◆ Stored dataset items
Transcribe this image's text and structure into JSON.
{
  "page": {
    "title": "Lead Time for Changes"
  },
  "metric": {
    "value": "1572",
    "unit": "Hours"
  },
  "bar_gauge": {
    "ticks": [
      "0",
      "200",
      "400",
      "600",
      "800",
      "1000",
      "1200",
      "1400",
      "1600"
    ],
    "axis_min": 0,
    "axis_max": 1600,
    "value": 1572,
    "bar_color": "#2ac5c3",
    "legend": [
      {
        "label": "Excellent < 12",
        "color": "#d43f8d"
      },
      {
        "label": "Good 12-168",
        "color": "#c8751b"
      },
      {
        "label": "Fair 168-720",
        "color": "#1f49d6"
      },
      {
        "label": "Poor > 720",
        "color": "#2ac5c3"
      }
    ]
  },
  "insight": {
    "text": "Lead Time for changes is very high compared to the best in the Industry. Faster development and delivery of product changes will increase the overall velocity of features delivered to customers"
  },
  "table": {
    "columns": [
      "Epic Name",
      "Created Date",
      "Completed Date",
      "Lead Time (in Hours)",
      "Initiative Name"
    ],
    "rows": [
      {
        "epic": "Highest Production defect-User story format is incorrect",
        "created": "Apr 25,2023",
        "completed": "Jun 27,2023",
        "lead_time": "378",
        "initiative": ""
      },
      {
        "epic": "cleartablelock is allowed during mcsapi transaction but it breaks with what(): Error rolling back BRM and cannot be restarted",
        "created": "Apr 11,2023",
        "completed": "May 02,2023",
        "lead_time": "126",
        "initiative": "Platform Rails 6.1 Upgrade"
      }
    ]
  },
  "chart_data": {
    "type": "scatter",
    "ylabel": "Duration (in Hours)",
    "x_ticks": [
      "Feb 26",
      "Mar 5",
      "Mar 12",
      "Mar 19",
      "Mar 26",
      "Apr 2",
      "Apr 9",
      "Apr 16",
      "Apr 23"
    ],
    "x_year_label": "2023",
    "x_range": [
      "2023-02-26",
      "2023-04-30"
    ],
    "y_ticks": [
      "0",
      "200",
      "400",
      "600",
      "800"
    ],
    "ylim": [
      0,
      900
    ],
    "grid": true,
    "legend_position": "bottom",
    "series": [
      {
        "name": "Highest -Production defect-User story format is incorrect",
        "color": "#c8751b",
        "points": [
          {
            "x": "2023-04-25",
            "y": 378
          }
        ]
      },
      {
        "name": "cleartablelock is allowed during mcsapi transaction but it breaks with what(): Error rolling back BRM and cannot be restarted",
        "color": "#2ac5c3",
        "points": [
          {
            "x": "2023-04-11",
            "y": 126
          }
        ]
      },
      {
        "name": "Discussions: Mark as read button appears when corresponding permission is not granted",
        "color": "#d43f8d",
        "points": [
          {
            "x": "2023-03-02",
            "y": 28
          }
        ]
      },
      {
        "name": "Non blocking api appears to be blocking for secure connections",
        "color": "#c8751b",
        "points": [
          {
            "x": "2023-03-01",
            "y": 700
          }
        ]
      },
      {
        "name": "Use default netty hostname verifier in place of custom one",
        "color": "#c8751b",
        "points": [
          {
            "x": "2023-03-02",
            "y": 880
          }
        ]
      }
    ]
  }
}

◆ THE TASK
Copy each line of the listing that includes "story".

◆ TASK RESULT
        "epic": "Highest Production defect-User story format is incorrect",
        "name": "Highest -Production defect-User story format is incorrect",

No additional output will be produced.